__THE PROBLEM__
Filter out everything except lines holding "translator".

━━ DATA SUPPLIED

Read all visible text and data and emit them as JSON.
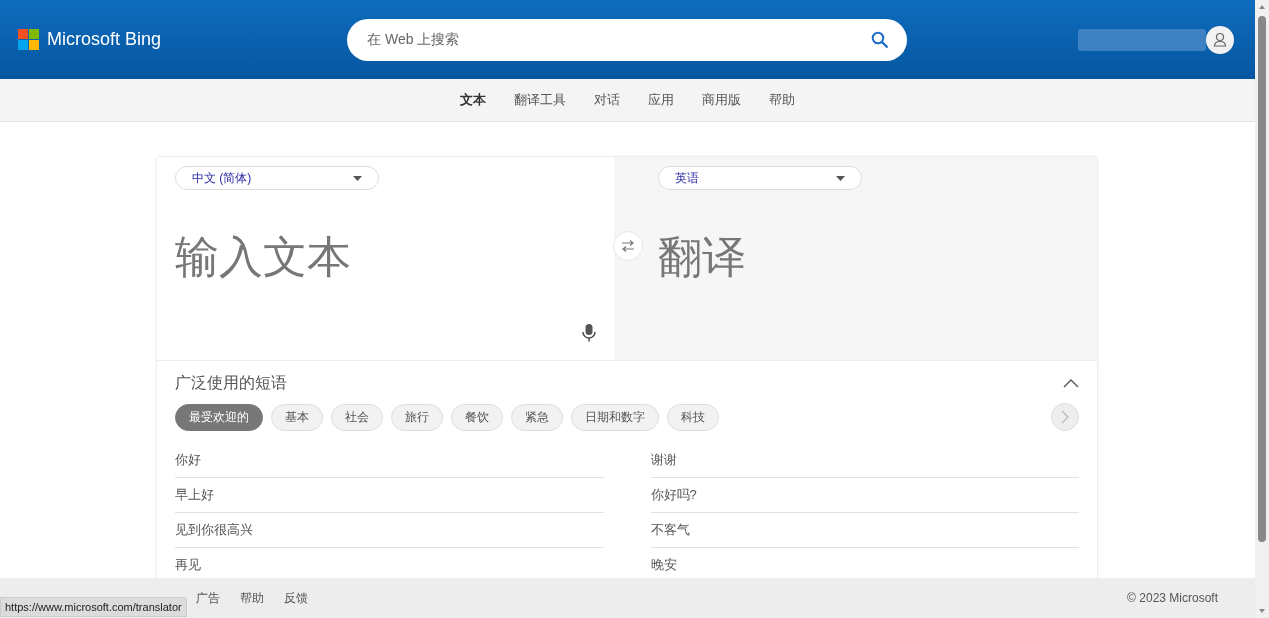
{
  "header": {
    "brand": "Microsoft Bing",
    "search": {
      "placeholder": "在 Web 上搜索"
    }
  },
  "nav": [
    {
      "label": "文本",
      "selected": true
    },
    {
      "label": "翻译工具",
      "selected": false
    },
    {
      "label": "对话",
      "selected": false
    },
    {
      "label": "应用",
      "selected": false
    },
    {
      "label": "商用版",
      "selected": false
    },
    {
      "label": "帮助",
      "selected": false
    }
  ],
  "translator": {
    "source_language": "中文 (简体)",
    "target_language": "英语",
    "input": {
      "placeholder": "输入文本"
    },
    "output": "翻译"
  },
  "phrases": {
    "title": "广泛使用的短语",
    "expanded": true,
    "categories": [
      {
        "label": "最受欢迎的",
        "selected": true
      },
      {
        "label": "基本",
        "selected": false
      },
      {
        "label": "社会",
        "selected": false
      },
      {
        "label": "旅行",
        "selected": false
      },
      {
        "label": "餐饮",
        "selected": false
      },
      {
        "label": "紧急",
        "selected": false
      },
      {
        "label": "日期和数字",
        "selected": false
      },
      {
        "label": "科技",
        "selected": false
      }
    ],
    "left": [
      "你好",
      "早上好",
      "见到你很高兴",
      "再见"
    ],
    "right": [
      "谢谢",
      "你好吗?",
      "不客气",
      "晚安"
    ]
  },
  "footer": {
    "links": [
      "广告",
      "帮助",
      "反馈"
    ],
    "copyright": "© 2023 Microsoft"
  },
  "status_url": "https://www.microsoft.com/translator"
}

━━━━

__SOLUTION TO THE PROBLEM__
  "translator": {
  "status_url": "https://www.microsoft.com/translator"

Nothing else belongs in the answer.